=== Requirement ===
Identify every line containing the word "content" and reproduce each one.

## begin Extracted entries

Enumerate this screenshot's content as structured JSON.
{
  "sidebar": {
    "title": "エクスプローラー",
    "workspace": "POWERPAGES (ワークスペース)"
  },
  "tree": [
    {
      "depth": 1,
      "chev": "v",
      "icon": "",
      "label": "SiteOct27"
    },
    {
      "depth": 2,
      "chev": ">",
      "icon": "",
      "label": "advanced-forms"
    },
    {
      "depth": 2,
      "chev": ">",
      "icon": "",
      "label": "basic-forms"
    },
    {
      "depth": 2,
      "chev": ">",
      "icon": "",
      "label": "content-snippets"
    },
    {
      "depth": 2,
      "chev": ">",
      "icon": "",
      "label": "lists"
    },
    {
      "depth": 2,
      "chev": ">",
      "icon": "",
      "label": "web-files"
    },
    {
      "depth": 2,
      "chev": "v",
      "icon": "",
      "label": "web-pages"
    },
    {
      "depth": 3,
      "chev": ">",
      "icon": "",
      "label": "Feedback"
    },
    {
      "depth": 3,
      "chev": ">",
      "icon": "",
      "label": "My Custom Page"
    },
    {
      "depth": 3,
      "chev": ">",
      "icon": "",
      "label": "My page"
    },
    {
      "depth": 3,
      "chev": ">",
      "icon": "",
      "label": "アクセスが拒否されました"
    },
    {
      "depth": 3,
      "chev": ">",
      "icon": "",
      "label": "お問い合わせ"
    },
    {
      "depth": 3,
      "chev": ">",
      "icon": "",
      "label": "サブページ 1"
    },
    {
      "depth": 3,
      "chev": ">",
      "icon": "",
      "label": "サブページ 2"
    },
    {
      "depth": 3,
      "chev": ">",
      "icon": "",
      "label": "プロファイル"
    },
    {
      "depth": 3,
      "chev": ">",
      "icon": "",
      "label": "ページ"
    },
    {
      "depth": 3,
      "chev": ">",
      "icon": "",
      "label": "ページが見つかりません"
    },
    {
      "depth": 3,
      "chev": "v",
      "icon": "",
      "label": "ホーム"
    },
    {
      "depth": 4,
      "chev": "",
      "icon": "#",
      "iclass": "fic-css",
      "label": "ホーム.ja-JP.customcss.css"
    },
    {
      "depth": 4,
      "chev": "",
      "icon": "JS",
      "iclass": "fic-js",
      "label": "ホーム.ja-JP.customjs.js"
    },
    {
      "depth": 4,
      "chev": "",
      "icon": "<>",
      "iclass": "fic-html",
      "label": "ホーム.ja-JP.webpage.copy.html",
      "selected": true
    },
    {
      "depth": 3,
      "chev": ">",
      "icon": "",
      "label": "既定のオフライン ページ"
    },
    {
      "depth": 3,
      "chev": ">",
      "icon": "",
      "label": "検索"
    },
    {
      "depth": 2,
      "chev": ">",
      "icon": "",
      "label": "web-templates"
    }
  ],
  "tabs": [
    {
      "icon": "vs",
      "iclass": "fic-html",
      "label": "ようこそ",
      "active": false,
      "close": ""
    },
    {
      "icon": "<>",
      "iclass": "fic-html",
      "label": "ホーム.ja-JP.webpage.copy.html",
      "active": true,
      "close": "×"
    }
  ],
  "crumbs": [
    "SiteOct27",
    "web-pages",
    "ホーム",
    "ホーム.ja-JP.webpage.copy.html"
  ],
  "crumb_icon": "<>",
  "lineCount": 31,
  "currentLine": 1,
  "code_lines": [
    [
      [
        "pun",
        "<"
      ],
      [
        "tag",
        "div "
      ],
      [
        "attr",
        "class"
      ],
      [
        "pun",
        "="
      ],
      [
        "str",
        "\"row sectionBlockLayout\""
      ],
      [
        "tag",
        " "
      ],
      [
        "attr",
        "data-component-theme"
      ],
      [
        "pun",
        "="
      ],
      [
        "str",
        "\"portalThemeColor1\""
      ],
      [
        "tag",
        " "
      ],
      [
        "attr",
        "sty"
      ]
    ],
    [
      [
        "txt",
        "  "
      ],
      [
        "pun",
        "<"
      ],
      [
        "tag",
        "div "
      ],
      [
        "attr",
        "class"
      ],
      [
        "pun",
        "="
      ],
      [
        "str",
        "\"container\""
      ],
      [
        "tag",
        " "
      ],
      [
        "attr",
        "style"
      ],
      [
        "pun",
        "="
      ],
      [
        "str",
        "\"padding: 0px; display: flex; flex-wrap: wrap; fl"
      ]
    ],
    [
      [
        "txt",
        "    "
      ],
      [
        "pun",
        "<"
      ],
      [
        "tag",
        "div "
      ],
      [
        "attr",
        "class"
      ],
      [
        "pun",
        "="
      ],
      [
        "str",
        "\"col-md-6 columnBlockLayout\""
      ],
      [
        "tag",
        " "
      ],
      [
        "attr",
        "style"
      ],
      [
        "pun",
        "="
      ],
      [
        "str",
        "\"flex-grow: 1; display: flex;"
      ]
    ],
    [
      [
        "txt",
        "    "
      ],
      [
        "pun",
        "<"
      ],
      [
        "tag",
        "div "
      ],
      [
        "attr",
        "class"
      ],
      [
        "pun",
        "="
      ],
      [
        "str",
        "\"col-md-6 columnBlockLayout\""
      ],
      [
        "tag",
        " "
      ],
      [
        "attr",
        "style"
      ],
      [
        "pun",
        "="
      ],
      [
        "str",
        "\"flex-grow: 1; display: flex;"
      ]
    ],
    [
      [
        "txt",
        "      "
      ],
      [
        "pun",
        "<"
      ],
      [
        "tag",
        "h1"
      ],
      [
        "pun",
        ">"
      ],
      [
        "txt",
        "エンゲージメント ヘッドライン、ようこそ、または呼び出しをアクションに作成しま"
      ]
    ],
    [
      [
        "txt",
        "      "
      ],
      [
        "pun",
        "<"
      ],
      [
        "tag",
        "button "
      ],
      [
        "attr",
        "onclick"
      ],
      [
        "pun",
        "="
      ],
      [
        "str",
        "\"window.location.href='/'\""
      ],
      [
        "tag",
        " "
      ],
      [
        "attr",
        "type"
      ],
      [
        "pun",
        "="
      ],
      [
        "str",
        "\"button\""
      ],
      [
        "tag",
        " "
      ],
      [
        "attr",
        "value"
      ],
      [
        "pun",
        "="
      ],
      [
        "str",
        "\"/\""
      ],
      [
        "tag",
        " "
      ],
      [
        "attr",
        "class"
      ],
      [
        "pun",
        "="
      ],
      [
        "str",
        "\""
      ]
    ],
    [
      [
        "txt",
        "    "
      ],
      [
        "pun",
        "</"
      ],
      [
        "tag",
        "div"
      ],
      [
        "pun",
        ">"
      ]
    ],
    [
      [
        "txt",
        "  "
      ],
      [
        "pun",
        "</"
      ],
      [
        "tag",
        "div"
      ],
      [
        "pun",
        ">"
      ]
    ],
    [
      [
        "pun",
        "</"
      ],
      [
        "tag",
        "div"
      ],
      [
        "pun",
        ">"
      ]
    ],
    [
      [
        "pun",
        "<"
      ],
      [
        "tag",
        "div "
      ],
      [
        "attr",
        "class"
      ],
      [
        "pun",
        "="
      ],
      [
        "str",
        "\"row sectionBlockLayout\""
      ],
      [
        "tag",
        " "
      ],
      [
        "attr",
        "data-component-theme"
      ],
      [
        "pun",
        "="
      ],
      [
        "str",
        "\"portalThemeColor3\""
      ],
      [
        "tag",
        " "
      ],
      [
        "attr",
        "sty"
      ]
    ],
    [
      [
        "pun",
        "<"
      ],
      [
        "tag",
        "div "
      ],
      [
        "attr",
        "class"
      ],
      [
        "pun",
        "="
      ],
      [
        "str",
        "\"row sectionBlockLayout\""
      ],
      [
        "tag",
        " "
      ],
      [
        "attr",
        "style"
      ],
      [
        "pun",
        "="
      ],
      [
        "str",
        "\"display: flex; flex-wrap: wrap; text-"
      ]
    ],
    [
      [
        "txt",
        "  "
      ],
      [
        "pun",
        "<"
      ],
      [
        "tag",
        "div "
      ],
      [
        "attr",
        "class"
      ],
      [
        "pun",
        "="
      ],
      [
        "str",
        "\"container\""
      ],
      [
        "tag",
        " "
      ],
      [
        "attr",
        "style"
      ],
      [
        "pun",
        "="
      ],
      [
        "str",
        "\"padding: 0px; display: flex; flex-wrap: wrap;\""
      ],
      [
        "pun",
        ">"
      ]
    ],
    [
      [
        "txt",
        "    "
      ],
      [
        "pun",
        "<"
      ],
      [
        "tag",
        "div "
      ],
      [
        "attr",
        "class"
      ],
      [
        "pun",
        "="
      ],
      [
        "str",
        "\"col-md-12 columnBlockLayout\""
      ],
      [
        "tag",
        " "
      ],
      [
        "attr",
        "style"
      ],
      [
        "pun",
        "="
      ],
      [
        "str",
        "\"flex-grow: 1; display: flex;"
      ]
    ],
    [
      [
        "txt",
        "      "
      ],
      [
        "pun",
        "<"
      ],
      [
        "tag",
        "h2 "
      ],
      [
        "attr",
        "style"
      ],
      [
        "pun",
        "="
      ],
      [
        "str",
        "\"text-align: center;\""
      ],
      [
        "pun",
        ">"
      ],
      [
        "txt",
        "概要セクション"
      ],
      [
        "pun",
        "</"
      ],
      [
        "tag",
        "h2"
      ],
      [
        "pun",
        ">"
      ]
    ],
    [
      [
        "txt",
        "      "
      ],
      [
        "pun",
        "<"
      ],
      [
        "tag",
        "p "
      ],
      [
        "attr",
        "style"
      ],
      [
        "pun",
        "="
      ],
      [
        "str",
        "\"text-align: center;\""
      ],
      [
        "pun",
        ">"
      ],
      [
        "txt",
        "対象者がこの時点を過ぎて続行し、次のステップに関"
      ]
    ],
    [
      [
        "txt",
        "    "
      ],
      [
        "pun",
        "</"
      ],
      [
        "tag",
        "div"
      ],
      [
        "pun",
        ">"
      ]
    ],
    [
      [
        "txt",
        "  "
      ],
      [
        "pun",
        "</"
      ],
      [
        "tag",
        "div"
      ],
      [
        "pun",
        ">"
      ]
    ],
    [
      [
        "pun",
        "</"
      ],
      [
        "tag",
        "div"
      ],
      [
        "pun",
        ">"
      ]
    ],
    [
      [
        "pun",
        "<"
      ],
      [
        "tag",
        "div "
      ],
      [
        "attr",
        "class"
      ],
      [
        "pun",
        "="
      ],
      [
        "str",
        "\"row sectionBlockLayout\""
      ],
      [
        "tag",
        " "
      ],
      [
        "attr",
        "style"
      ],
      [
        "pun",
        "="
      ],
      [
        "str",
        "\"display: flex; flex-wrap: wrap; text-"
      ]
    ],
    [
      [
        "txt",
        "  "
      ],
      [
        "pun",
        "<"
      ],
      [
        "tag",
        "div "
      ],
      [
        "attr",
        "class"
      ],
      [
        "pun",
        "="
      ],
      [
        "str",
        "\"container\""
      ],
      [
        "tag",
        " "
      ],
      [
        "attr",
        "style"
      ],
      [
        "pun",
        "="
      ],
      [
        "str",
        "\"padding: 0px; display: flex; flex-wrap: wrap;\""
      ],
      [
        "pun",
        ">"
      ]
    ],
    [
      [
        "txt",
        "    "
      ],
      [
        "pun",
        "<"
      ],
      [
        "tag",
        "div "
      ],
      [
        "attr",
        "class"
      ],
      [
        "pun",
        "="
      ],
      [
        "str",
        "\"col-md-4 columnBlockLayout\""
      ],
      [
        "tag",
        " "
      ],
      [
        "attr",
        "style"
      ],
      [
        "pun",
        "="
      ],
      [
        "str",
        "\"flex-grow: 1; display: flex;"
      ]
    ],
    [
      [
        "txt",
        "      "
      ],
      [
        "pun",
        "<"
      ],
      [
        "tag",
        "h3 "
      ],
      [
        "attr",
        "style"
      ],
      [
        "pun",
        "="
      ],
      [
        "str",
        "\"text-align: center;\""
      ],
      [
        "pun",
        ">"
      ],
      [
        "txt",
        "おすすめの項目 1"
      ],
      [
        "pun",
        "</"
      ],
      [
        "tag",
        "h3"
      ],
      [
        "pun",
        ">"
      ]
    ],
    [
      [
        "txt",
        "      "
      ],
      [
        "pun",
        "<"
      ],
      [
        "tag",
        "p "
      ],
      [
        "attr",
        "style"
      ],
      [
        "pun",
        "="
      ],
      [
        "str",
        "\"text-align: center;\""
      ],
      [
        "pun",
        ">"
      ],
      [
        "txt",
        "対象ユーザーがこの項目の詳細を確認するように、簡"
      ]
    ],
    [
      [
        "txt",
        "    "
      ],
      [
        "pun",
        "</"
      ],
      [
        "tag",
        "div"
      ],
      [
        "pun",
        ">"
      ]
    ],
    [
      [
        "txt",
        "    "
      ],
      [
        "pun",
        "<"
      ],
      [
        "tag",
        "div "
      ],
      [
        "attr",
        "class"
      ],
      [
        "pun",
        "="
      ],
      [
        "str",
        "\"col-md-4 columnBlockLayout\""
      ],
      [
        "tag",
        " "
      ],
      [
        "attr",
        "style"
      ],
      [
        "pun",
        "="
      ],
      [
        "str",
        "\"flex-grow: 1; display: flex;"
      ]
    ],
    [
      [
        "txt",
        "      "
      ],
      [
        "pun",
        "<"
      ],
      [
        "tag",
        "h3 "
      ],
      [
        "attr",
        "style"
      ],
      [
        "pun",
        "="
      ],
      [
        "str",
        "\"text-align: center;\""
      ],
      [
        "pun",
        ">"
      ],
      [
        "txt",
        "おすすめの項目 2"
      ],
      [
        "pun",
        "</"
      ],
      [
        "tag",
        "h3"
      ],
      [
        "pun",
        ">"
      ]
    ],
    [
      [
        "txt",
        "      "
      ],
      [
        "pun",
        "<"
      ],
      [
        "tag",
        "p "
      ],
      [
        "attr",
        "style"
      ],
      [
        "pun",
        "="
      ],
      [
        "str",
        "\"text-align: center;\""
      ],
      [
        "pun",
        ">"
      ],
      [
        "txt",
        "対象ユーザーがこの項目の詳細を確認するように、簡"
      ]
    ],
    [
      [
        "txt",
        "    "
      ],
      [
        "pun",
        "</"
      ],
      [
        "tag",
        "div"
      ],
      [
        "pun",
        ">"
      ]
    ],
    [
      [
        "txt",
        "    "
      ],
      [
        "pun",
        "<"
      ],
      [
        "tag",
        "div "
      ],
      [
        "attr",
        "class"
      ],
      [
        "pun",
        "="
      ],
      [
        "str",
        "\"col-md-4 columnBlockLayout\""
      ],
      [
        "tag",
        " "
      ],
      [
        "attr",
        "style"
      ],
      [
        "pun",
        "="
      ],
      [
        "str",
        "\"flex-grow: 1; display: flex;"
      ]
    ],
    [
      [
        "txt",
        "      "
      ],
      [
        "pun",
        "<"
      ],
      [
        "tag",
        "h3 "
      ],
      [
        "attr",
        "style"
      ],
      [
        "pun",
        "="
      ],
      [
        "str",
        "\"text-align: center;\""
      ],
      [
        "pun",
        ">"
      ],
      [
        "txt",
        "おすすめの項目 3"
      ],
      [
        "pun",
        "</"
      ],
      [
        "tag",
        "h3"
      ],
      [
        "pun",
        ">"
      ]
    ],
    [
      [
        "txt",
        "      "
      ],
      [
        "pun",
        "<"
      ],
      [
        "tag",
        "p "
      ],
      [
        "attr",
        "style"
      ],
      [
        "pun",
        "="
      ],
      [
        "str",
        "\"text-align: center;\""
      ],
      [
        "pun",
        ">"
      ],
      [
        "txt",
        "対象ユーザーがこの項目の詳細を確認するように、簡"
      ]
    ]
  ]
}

## end Extracted entries

=== Problem solution ===
Enumerate this screenshot's content as structured JSON.
      "label": "content-snippets"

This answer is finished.